#### [Exercise directions]
Pull out all lines from the listing below in which the word "model" appears.

#### [Data extract]
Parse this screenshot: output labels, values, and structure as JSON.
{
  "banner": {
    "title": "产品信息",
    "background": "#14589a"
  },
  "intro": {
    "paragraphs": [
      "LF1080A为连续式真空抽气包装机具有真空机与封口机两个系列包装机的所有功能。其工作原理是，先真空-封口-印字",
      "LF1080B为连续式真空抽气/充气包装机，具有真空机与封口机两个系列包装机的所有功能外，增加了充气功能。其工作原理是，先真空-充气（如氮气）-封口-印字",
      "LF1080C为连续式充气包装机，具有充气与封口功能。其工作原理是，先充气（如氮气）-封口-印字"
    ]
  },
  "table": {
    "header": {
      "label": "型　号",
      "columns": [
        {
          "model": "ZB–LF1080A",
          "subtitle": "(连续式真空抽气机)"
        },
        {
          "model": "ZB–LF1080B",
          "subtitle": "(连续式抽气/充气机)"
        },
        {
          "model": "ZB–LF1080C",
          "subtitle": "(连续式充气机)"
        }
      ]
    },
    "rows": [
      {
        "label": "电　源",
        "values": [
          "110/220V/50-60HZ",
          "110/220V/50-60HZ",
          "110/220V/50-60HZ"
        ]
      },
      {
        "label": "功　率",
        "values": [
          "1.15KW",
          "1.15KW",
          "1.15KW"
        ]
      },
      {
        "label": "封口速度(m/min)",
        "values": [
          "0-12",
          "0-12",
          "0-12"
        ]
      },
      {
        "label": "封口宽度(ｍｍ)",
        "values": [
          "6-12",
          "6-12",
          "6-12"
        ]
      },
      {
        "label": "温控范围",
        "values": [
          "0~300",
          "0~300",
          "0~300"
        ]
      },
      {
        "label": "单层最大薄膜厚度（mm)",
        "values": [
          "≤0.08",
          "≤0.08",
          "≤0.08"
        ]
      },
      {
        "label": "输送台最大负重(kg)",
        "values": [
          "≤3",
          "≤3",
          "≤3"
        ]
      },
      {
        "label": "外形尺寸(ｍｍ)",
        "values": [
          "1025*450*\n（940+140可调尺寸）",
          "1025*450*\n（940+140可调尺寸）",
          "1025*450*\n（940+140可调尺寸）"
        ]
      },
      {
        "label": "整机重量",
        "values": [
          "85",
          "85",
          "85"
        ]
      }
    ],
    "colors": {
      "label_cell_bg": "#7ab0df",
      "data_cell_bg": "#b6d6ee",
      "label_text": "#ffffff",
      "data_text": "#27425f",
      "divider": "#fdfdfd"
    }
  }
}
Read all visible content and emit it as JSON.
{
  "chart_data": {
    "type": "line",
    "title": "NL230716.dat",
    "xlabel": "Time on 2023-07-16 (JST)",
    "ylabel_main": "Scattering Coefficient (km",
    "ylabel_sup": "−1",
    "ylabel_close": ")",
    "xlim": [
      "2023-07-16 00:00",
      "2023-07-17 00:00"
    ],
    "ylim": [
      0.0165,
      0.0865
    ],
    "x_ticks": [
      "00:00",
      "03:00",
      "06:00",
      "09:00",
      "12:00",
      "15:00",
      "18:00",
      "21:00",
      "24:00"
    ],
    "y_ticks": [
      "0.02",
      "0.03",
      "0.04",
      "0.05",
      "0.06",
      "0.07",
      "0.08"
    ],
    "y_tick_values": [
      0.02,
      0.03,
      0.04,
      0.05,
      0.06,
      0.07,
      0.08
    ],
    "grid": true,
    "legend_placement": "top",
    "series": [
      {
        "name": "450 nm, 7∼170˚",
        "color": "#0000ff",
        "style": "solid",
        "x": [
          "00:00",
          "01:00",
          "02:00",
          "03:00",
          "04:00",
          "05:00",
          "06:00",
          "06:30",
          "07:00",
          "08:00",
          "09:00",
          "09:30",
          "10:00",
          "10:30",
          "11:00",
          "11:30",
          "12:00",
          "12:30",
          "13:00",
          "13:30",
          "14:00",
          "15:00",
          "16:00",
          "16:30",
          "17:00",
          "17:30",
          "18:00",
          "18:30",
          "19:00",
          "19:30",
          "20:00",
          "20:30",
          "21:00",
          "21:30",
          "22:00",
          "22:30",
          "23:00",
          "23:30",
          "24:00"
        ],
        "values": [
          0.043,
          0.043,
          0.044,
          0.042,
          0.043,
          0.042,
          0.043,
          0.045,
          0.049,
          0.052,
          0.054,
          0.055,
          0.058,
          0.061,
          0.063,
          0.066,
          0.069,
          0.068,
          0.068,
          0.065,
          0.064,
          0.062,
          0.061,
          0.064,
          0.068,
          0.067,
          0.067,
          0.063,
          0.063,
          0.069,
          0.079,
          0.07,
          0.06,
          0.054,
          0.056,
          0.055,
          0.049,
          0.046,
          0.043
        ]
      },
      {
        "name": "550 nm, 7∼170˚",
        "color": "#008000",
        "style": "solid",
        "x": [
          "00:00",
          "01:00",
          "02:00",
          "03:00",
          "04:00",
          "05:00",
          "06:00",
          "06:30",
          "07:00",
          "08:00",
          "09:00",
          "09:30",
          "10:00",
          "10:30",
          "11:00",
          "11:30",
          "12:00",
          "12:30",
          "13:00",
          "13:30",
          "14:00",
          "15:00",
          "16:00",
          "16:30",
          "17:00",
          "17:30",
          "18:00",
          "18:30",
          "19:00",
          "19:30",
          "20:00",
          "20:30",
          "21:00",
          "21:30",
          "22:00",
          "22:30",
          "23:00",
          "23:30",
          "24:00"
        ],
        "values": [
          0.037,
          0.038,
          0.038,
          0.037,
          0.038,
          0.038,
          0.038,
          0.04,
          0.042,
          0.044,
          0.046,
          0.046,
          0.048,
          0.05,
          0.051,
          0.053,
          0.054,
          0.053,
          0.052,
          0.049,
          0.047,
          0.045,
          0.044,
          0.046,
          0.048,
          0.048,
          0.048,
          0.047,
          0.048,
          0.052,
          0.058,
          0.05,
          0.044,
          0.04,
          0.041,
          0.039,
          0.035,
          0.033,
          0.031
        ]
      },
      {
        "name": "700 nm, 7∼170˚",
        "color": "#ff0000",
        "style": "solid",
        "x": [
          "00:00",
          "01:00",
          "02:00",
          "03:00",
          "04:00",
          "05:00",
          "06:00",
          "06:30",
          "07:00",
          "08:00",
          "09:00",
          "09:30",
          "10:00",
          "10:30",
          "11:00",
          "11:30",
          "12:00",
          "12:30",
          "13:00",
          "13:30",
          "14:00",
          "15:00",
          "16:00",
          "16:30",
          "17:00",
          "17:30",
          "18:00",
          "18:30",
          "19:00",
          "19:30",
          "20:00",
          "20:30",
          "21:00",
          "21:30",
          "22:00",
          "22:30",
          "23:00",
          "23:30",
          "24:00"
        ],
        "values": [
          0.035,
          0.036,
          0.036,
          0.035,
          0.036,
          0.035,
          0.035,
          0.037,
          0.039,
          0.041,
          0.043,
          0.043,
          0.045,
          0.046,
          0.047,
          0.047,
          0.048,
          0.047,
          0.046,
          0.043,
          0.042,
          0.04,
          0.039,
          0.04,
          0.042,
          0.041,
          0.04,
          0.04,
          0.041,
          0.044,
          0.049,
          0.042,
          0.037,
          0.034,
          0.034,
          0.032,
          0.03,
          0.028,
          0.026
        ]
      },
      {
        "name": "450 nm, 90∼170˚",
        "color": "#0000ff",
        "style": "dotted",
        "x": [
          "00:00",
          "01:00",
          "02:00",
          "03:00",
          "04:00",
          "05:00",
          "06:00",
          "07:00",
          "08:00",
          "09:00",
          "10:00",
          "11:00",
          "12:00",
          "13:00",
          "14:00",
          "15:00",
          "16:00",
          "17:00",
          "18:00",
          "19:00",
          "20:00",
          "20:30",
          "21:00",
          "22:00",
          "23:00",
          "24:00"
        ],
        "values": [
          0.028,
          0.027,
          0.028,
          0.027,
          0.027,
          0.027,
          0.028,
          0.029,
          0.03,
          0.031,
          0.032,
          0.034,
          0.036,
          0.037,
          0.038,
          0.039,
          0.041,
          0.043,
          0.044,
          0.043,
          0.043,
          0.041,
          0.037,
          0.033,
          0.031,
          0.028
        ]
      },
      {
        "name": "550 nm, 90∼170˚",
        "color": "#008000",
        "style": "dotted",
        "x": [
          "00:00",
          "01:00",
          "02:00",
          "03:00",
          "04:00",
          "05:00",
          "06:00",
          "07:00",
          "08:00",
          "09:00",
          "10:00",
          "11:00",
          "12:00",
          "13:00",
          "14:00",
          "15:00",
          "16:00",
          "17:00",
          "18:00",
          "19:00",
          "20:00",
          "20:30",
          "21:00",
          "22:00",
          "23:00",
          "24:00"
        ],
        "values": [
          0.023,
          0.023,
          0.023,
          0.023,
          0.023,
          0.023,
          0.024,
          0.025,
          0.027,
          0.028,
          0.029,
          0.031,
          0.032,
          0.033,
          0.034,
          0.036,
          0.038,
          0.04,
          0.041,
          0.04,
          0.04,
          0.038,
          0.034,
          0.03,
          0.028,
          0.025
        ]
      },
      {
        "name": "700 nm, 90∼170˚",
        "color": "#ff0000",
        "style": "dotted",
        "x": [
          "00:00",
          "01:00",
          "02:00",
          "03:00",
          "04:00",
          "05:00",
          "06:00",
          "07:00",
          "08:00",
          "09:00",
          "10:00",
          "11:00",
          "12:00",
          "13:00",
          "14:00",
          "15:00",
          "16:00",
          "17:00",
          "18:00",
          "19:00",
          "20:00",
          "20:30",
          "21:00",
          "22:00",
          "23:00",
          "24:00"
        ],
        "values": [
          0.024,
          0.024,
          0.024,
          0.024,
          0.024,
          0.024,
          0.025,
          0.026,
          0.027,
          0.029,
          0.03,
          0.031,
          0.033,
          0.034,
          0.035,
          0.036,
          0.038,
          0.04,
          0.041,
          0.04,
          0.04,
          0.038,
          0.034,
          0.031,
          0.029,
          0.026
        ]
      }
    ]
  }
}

#### [Full output]
          "model": "ZB–LF1080A",
          "model": "ZB–LF1080B",
          "model": "ZB–LF1080C",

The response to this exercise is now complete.